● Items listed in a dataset
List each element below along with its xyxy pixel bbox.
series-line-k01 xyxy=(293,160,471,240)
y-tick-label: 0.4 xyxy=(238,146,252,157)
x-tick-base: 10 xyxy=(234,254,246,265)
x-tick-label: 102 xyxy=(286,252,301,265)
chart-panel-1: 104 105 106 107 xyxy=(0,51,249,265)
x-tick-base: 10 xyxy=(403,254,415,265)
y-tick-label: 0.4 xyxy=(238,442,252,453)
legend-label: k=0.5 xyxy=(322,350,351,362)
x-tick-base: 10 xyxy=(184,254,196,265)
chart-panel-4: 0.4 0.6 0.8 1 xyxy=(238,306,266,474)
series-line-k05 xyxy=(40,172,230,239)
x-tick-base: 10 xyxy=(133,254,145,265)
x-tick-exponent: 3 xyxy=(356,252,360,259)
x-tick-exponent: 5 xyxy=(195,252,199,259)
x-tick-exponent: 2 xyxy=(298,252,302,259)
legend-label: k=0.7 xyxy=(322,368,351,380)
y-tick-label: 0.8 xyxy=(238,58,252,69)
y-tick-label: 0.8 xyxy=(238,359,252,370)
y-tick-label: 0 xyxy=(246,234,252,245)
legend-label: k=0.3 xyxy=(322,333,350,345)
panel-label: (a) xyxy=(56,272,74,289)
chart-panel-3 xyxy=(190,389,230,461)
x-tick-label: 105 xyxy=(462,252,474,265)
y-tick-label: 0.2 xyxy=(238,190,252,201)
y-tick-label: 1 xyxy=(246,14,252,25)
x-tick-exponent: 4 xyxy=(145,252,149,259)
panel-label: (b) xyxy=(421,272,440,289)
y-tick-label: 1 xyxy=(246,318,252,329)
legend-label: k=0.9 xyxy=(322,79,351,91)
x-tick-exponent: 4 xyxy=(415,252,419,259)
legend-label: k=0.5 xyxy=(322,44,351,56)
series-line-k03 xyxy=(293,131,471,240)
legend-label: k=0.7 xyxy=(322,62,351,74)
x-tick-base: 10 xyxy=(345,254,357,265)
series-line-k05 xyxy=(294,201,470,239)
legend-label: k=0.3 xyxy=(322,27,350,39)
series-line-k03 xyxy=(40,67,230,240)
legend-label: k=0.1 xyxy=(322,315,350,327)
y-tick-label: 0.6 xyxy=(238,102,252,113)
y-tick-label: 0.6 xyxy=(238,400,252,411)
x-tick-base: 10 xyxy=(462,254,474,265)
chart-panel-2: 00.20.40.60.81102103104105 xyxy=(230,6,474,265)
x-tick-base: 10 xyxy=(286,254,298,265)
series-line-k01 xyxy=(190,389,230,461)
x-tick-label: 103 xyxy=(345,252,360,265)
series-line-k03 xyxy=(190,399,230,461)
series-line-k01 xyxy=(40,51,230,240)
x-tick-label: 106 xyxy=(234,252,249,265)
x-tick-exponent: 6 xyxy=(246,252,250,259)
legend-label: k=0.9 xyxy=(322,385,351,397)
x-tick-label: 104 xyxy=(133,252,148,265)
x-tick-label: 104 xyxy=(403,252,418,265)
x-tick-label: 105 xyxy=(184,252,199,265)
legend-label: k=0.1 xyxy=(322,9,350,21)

● What to do
Can you copy every line of the data above word for word, with nothing changed?

● Solved problem
List each element below along with its xyxy pixel bbox.
series-line-k01 xyxy=(293,160,471,240)
y-tick-label: 0.4 xyxy=(238,146,252,157)
x-tick-base: 10 xyxy=(234,254,246,265)
x-tick-label: 102 xyxy=(286,252,301,265)
chart-panel-1: 104 105 106 107 xyxy=(0,51,249,265)
x-tick-base: 10 xyxy=(403,254,415,265)
y-tick-label: 0.4 xyxy=(238,442,252,453)
legend-label: k=0.5 xyxy=(322,350,351,362)
x-tick-base: 10 xyxy=(184,254,196,265)
chart-panel-4: 0.4 0.6 0.8 1 xyxy=(238,306,266,474)
series-line-k05 xyxy=(40,172,230,239)
x-tick-base: 10 xyxy=(133,254,145,265)
x-tick-exponent: 3 xyxy=(356,252,360,259)
x-tick-exponent: 5 xyxy=(195,252,199,259)
x-tick-exponent: 2 xyxy=(298,252,302,259)
legend-label: k=0.7 xyxy=(322,368,351,380)
y-tick-label: 0.8 xyxy=(238,58,252,69)
y-tick-label: 0.8 xyxy=(238,359,252,370)
y-tick-label: 0 xyxy=(246,234,252,245)
legend-label: k=0.3 xyxy=(322,333,350,345)
panel-label: (a) xyxy=(56,272,74,289)
chart-panel-3 xyxy=(190,389,230,461)
x-tick-label: 105 xyxy=(462,252,474,265)
y-tick-label: 0.2 xyxy=(238,190,252,201)
y-tick-label: 1 xyxy=(246,14,252,25)
x-tick-exponent: 4 xyxy=(145,252,149,259)
panel-label: (b) xyxy=(421,272,440,289)
y-tick-label: 1 xyxy=(246,318,252,329)
legend-label: k=0.9 xyxy=(322,79,351,91)
x-tick-exponent: 4 xyxy=(415,252,419,259)
legend-label: k=0.5 xyxy=(322,44,351,56)
series-line-k03 xyxy=(293,131,471,240)
legend-label: k=0.7 xyxy=(322,62,351,74)
x-tick-base: 10 xyxy=(345,254,357,265)
series-line-k05 xyxy=(294,201,470,239)
legend-label: k=0.3 xyxy=(322,27,350,39)
series-line-k03 xyxy=(40,67,230,240)
legend-label: k=0.1 xyxy=(322,315,350,327)
y-tick-label: 0.6 xyxy=(238,102,252,113)
y-tick-label: 0.6 xyxy=(238,400,252,411)
x-tick-base: 10 xyxy=(462,254,474,265)
chart-panel-2: 00.20.40.60.81102103104105 xyxy=(230,6,474,265)
x-tick-base: 10 xyxy=(286,254,298,265)
series-line-k01 xyxy=(190,389,230,461)
x-tick-label: 103 xyxy=(345,252,360,265)
series-line-k03 xyxy=(190,399,230,461)
series-line-k01 xyxy=(40,51,230,240)
x-tick-label: 106 xyxy=(234,252,249,265)
x-tick-exponent: 6 xyxy=(246,252,250,259)
legend-label: k=0.9 xyxy=(322,385,351,397)
x-tick-label: 104 xyxy=(133,252,148,265)
x-tick-label: 104 xyxy=(403,252,418,265)
x-tick-label: 105 xyxy=(184,252,199,265)
legend-label: k=0.1 xyxy=(322,9,350,21)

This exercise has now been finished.